═════ DATA SHOWN
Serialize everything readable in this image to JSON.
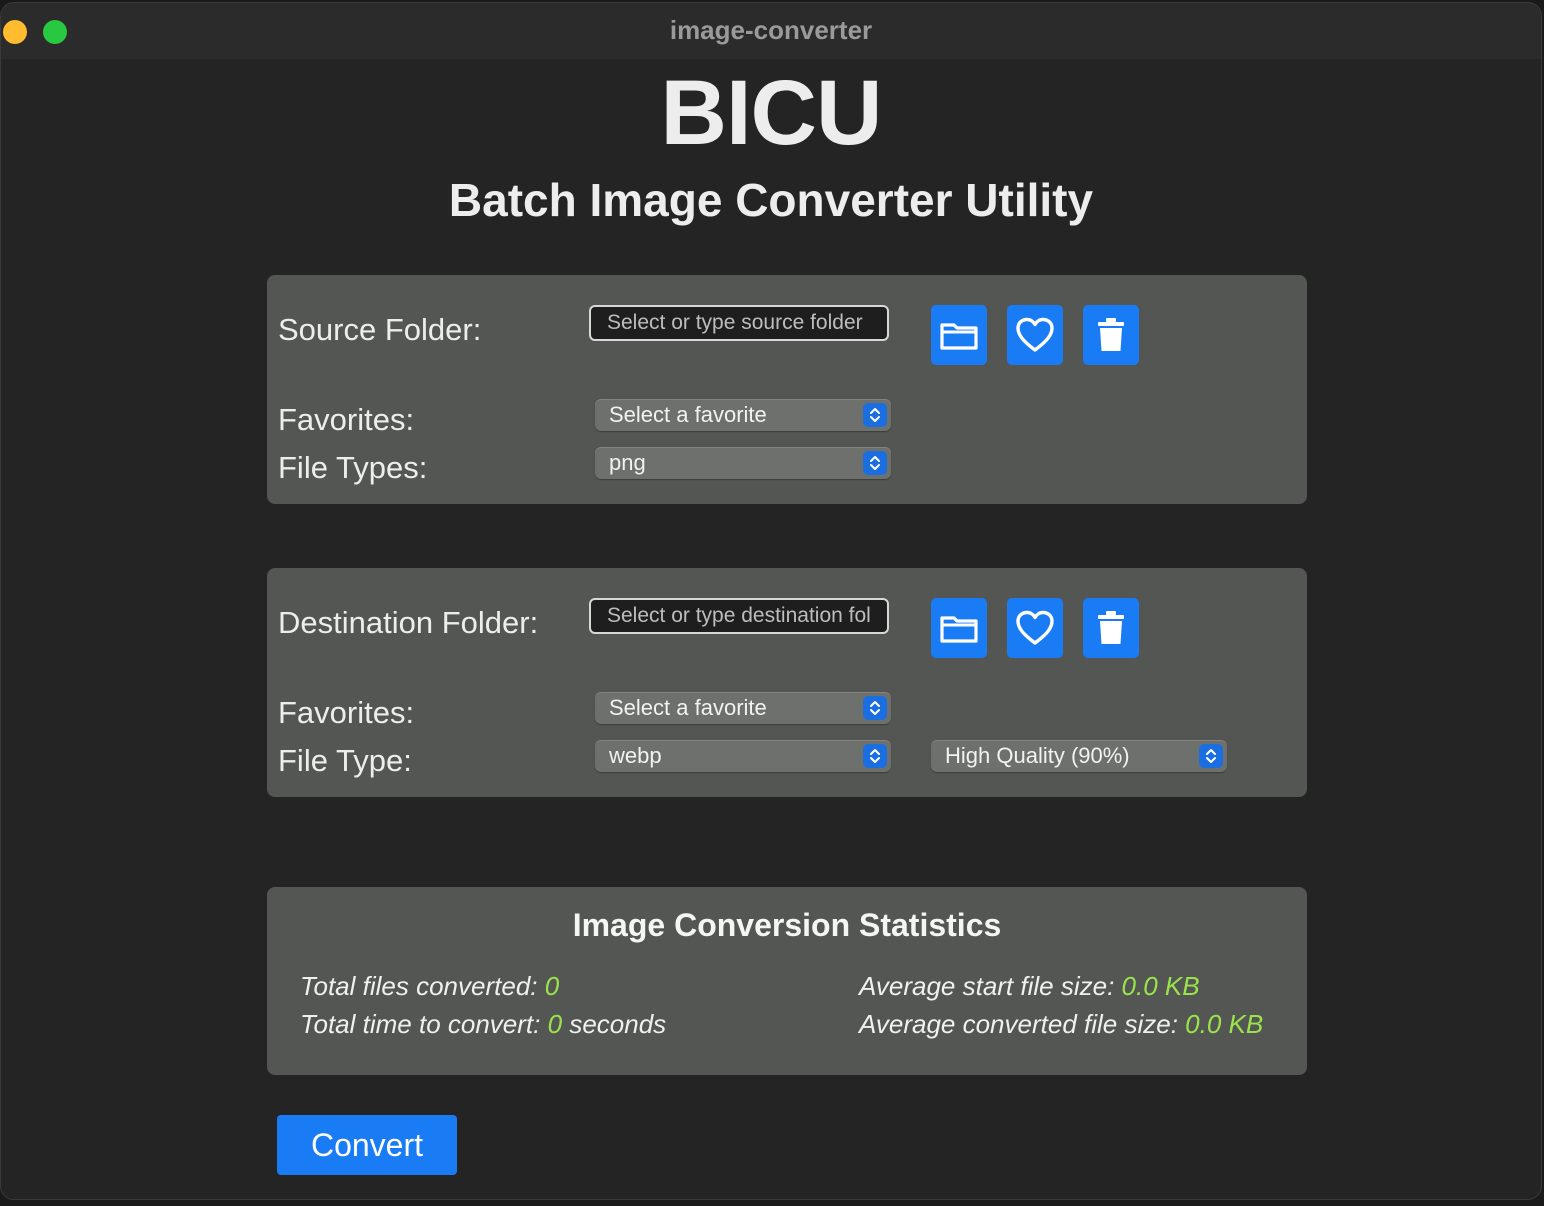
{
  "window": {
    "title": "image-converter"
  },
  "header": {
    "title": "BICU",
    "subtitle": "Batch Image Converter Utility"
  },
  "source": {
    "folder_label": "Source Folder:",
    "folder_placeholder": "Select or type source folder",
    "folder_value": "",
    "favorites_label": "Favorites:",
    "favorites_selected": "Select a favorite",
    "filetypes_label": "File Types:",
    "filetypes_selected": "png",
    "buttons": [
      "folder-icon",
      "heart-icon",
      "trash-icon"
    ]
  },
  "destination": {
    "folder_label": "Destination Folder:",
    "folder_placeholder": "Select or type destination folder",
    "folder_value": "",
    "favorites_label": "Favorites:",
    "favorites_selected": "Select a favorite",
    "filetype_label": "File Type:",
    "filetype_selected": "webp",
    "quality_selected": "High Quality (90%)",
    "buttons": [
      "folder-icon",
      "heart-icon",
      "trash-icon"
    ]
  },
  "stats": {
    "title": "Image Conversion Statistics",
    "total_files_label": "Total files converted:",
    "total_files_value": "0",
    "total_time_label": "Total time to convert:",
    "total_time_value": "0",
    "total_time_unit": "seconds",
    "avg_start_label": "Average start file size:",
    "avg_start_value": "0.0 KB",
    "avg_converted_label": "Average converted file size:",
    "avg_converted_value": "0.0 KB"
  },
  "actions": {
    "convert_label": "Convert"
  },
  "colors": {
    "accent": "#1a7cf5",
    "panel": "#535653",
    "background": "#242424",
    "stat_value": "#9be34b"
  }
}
══════════
→ PROBLEM REQUIREMENTS:
Quote every line word for word and keep the images out of the copy.

→ EXERCISE RESPONSE:
Serialize everything readable in this image to JSON.
{
  "window": {
    "title": "image-converter"
  },
  "header": {
    "title": "BICU",
    "subtitle": "Batch Image Converter Utility"
  },
  "source": {
    "folder_label": "Source Folder:",
    "folder_placeholder": "Select or type source folder",
    "folder_value": "",
    "favorites_label": "Favorites:",
    "favorites_selected": "Select a favorite",
    "filetypes_label": "File Types:",
    "filetypes_selected": "png",
    "buttons": [
      "folder-icon",
      "heart-icon",
      "trash-icon"
    ]
  },
  "destination": {
    "folder_label": "Destination Folder:",
    "folder_placeholder": "Select or type destination folder",
    "folder_value": "",
    "favorites_label": "Favorites:",
    "favorites_selected": "Select a favorite",
    "filetype_label": "File Type:",
    "filetype_selected": "webp",
    "quality_selected": "High Quality (90%)",
    "buttons": [
      "folder-icon",
      "heart-icon",
      "trash-icon"
    ]
  },
  "stats": {
    "title": "Image Conversion Statistics",
    "total_files_label": "Total files converted:",
    "total_files_value": "0",
    "total_time_label": "Total time to convert:",
    "total_time_value": "0",
    "total_time_unit": "seconds",
    "avg_start_label": "Average start file size:",
    "avg_start_value": "0.0 KB",
    "avg_converted_label": "Average converted file size:",
    "avg_converted_value": "0.0 KB"
  },
  "actions": {
    "convert_label": "Convert"
  },
  "colors": {
    "accent": "#1a7cf5",
    "panel": "#535653",
    "background": "#242424",
    "stat_value": "#9be34b"
  }
}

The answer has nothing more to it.